---------- Records shown

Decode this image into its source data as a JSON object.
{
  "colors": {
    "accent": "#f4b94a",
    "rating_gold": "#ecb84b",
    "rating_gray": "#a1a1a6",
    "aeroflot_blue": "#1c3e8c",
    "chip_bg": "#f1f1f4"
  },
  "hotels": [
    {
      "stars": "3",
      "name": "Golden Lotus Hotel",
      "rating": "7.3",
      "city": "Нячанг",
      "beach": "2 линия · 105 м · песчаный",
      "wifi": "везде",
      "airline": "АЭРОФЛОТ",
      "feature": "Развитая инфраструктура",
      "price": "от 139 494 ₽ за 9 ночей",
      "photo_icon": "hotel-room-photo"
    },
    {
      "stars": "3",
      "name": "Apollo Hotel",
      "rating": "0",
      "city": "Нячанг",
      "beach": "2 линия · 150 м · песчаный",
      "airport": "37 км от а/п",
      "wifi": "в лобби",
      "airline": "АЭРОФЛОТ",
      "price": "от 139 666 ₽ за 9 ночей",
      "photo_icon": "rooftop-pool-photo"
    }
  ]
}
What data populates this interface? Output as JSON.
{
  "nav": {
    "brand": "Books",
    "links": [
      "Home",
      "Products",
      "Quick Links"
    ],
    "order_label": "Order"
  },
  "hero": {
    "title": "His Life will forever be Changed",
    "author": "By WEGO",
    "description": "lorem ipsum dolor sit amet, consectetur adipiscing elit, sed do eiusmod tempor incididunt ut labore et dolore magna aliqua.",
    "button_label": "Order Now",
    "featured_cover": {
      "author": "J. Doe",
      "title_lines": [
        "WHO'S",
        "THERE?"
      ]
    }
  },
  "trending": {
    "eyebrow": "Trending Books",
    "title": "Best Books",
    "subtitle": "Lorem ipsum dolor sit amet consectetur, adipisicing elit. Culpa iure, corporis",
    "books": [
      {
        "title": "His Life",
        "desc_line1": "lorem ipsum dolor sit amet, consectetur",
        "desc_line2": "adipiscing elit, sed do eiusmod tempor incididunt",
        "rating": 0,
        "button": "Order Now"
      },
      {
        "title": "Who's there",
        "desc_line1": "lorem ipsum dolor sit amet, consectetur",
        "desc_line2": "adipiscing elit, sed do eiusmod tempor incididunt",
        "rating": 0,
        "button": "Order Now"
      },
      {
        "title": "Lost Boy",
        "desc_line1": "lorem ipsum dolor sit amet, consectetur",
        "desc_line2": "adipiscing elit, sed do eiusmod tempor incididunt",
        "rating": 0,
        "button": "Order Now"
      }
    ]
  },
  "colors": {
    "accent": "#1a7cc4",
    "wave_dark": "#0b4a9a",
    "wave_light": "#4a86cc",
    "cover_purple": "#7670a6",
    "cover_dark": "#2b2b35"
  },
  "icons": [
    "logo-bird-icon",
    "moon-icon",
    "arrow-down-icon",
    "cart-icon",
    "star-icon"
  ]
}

--------------------

_Written request_: Quote the data in full, keeping each word unchanged.

_Output for this exercise_:
Decode this image into its source data as a JSON object.
{
  "colors": {
    "accent": "#f4b94a",
    "rating_gold": "#ecb84b",
    "rating_gray": "#a1a1a6",
    "aeroflot_blue": "#1c3e8c",
    "chip_bg": "#f1f1f4"
  },
  "hotels": [
    {
      "stars": "3",
      "name": "Golden Lotus Hotel",
      "rating": "7.3",
      "city": "Нячанг",
      "beach": "2 линия · 105 м · песчаный",
      "wifi": "везде",
      "airline": "АЭРОФЛОТ",
      "feature": "Развитая инфраструктура",
      "price": "от 139 494 ₽ за 9 ночей",
      "photo_icon": "hotel-room-photo"
    },
    {
      "stars": "3",
      "name": "Apollo Hotel",
      "rating": "0",
      "city": "Нячанг",
      "beach": "2 линия · 150 м · песчаный",
      "airport": "37 км от а/п",
      "wifi": "в лобби",
      "airline": "АЭРОФЛОТ",
      "price": "от 139 666 ₽ за 9 ночей",
      "photo_icon": "rooftop-pool-photo"
    }
  ]
}
What data populates this interface? Output as JSON.
{
  "nav": {
    "brand": "Books",
    "links": [
      "Home",
      "Products",
      "Quick Links"
    ],
    "order_label": "Order"
  },
  "hero": {
    "title": "His Life will forever be Changed",
    "author": "By WEGO",
    "description": "lorem ipsum dolor sit amet, consectetur adipiscing elit, sed do eiusmod tempor incididunt ut labore et dolore magna aliqua.",
    "button_label": "Order Now",
    "featured_cover": {
      "author": "J. Doe",
      "title_lines": [
        "WHO'S",
        "THERE?"
      ]
    }
  },
  "trending": {
    "eyebrow": "Trending Books",
    "title": "Best Books",
    "subtitle": "Lorem ipsum dolor sit amet consectetur, adipisicing elit. Culpa iure, corporis",
    "books": [
      {
        "title": "His Life",
        "desc_line1": "lorem ipsum dolor sit amet, consectetur",
        "desc_line2": "adipiscing elit, sed do eiusmod tempor incididunt",
        "rating": 0,
        "button": "Order Now"
      },
      {
        "title": "Who's there",
        "desc_line1": "lorem ipsum dolor sit amet, consectetur",
        "desc_line2": "adipiscing elit, sed do eiusmod tempor incididunt",
        "rating": 0,
        "button": "Order Now"
      },
      {
        "title": "Lost Boy",
        "desc_line1": "lorem ipsum dolor sit amet, consectetur",
        "desc_line2": "adipiscing elit, sed do eiusmod tempor incididunt",
        "rating": 0,
        "button": "Order Now"
      }
    ]
  },
  "colors": {
    "accent": "#1a7cc4",
    "wave_dark": "#0b4a9a",
    "wave_light": "#4a86cc",
    "cover_purple": "#7670a6",
    "cover_dark": "#2b2b35"
  },
  "icons": [
    "logo-bird-icon",
    "moon-icon",
    "arrow-down-icon",
    "cart-icon",
    "star-icon"
  ]
}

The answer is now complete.